#### TASK DETAILS
Reproduce everything in the blog post on quantum claims in alternative therapy, from "Tuesday, 26 June" down to "of their treatments.".

#### SUPPLIED TEXT
"Religion is a hypothesis about the world: the hypothesis that things are the way they are, at least in part, because of supernatural entities or forces acting on the natural world. And there's no good reason to treat it any differently from any other hypothesis. Which includes pointing out its flaws and inconsistencies, asking its adherents to back it up with solid evidence, making jokes about it when it's just being silly, offering arguments and evidence for our own competing hypotheses...and trying to persuade people out of it if we think it's mistaken. It's persuasion. It's the marketplace of ideas. Why should religion get a free ride"

Greta Christina

Tuesday, 26 June 2012

There is no 'quantum' in alternative therapies

One of the unfortunate consequences of recent advances in theoretical physics is the abuse to which concepts like Heisenberg’s Uncertainty Principle, Quantum Entanglement and Coherence are subjected by purveyors of alternative therapy.
It is certainly true that aspects of quantum physics can seem bizarre and counterintuitive, with objects being simultaneously particulate and a wave, capable of having their quantum states entangled and ‘communicating’ instantly with each other over vast distances, yet none of this actually defies known laws of physics, rather, it appears to define them. However, this does not stop homoeopathists, reiki practitioners and others from claiming it as justification for the supposed efficacy of their treatments.
For example from a site that calls itself Quantum Homeopathy:
Quantum physics is a branch of science that deals with miniscule units of energy called quanta as described by the Quantum Theory. It states that matter can exist as solid particles or invisible energy, the two being interchangeable at any given time, or even at the same time. It also states that energy is fluid and flexible, things that appear to be solid and immutable are really collections of bubbling mounds of fizzing energy bound together to form a dense mass.
Which goes on to imply that this “fluid and flexible” energy can interact with the “life-force” for health benefits to the greater material body. The problem with this is that it all sounds very ‘sciencey’ and plausible to anyone who hasn’t some grounding in modern quantum physics, which let’s face it is most of us.

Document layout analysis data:
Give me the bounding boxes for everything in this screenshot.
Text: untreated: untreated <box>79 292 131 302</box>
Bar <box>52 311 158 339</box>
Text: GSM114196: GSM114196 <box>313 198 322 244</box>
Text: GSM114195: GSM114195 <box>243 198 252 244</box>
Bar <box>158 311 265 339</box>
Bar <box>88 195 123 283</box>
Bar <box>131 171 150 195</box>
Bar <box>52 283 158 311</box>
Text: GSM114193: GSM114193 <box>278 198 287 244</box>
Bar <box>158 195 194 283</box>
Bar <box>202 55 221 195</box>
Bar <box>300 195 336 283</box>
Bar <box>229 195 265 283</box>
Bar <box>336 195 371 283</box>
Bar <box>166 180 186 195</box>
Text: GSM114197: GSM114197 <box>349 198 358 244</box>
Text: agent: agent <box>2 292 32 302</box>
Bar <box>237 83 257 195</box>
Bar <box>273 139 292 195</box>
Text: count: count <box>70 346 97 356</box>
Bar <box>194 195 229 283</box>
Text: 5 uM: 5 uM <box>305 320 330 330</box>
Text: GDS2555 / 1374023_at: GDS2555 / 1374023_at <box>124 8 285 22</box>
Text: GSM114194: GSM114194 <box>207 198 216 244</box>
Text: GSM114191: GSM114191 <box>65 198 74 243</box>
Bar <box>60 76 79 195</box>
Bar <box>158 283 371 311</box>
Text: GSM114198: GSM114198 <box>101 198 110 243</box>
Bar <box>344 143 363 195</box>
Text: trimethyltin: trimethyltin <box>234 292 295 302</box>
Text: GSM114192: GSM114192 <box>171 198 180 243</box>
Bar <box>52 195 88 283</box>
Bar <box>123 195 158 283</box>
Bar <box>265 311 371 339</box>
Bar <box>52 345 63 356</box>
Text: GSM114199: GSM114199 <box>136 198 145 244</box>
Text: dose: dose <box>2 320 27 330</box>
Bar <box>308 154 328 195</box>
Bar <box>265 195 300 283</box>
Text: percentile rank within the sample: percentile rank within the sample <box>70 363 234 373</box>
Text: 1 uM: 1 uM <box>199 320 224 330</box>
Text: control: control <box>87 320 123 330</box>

#### YOUR SOLUTION
Tuesday, 26 June 2012

There is no 'quantum' in alternative therapies

One of the unfortunate consequences of recent advances in theoretical physics is the abuse to which concepts like Heisenberg’s Uncertainty Principle, Quantum Entanglement and Coherence are subjected by purveyors of alternative therapy.
It is certainly true that aspects of quantum physics can seem bizarre and counterintuitive, with objects being simultaneously particulate and a wave, capable of having their quantum states entangled and ‘communicating’ instantly with each other over vast distances, yet none of this actually defies known laws of physics, rather, it appears to define them. However, this does not stop homoeopathists, reiki practitioners and others from claiming it as justification for the supposed efficacy of their treatments.